▸ **Source document**:
:::::

In Bosnia and Herzegovina, it is spoken west of the rivers of Bosna and Neretva, in the Bačka region of Serbia and Hungary (inc. Budapest), and in Molise, Italy.

== Characteristics ==
This dialect is a sub-dialect of the Shtokavian dialect group, specifically the western sub-group. It is a descendant of Western Shtokavian, which was spoken in parts of Dalmatia, Western Bosnia and Western Herzegovina. Western Shtokavian had several typically western features like Schakavism, Ikavism, a reflex "j", an acute accent, which makes it closely related to the Chakavian dialects.

Although one of the dialect's characteristics is its Ikavian yat reflex (*/ě/ > /i/), there do exist some local differences with rare examples of the Ekavian or Ijekavian reflex. It has some similarities to Southern Chakavian and Slavonian dialect. The same applies to its morphology, which has some Italian influence, too.

With regard to its accentology, the Younger Ikavian dialect has four accents. Sometimes, there is also an old acute accent, while in the case of Slavomolisano often only two accents occur due the surrounding Italian influences.

Aside from Slavomolisano and the language spoken in coastal regions, which have adopted a greater number of Italian loanwords, its lexicon is found to have many Turkish loanwords. In Lika and the Bačka region, German influences are present, with the latter also having Hungarian influences. Younger Ikavian has a number of similar words with the Chakavian dialect such as "grem", "tovar", "muka", "iskat", "hiža", "lačan", "povidat", "zabiti", "dažd/daždit", "pot", or "vlasi."

In some cases, such as in the area of Slunj, today's Younger Ikavian Shtokavian speakers could be described as Chakavian Ikavian speakers who have been Shtokavised.

== Sub-dialects ==
This dialect can be further divided into Ikavian Schakavian (Šćakavian; from šćakavski) and Ikavian Shtakavian (Štakavian; from štakavski) sub-dialects:

- Schakavian can be found in Dalmatia on its islands and between the rivers of Cetina and Neretva, in the whole of Slavonia, Bosnia and in smaller parts of Western Herzegovina, Lika, and Gorski kotar.
- Shtakavian can be found in Dalmatia west of the Cetina river, in Lika, most of Western Herzegovina, Bačka, Molise, and sporadically in Gorski kotar. In some areas, however, both Schakavian and Shtakavian are spoken.

:::::

▸ **Data supplied**:
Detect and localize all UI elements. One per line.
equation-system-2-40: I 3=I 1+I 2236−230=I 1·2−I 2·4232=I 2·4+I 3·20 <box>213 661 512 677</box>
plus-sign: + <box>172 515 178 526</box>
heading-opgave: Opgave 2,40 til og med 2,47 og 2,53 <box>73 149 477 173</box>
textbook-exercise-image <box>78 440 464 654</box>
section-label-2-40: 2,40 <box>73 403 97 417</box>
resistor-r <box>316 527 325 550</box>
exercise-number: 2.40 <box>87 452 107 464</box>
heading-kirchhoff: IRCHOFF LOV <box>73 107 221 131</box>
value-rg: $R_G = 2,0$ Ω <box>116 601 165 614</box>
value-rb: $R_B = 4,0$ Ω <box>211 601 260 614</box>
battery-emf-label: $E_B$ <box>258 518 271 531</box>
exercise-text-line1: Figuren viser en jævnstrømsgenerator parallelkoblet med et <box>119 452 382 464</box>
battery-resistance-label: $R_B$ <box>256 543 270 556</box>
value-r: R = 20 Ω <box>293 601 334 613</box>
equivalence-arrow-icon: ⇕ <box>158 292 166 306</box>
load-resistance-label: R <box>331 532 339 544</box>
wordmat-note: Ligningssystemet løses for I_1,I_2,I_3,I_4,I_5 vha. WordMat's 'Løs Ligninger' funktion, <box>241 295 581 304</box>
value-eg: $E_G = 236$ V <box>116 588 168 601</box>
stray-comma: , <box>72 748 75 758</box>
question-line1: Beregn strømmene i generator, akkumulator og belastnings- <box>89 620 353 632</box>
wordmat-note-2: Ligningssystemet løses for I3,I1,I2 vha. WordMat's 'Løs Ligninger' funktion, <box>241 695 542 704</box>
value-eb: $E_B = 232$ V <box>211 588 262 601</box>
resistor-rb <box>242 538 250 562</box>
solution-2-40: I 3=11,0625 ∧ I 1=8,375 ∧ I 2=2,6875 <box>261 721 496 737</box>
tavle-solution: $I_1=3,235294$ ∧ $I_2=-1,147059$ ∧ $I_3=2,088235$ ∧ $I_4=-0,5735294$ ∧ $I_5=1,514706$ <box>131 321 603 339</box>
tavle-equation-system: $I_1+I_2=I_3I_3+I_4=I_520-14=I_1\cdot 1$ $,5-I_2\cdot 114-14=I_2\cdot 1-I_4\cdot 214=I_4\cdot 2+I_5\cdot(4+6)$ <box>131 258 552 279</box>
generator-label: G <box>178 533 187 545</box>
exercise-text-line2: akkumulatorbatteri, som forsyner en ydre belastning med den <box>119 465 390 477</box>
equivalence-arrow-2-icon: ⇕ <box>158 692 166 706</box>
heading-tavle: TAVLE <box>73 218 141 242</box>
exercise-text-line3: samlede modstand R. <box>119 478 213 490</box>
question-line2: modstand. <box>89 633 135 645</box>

:::::

▸ **What the task requires**: In the text on the Younger Ikavian dialect, how many accents does the dialect have?

▸ **Result for this exercise**: Four accents.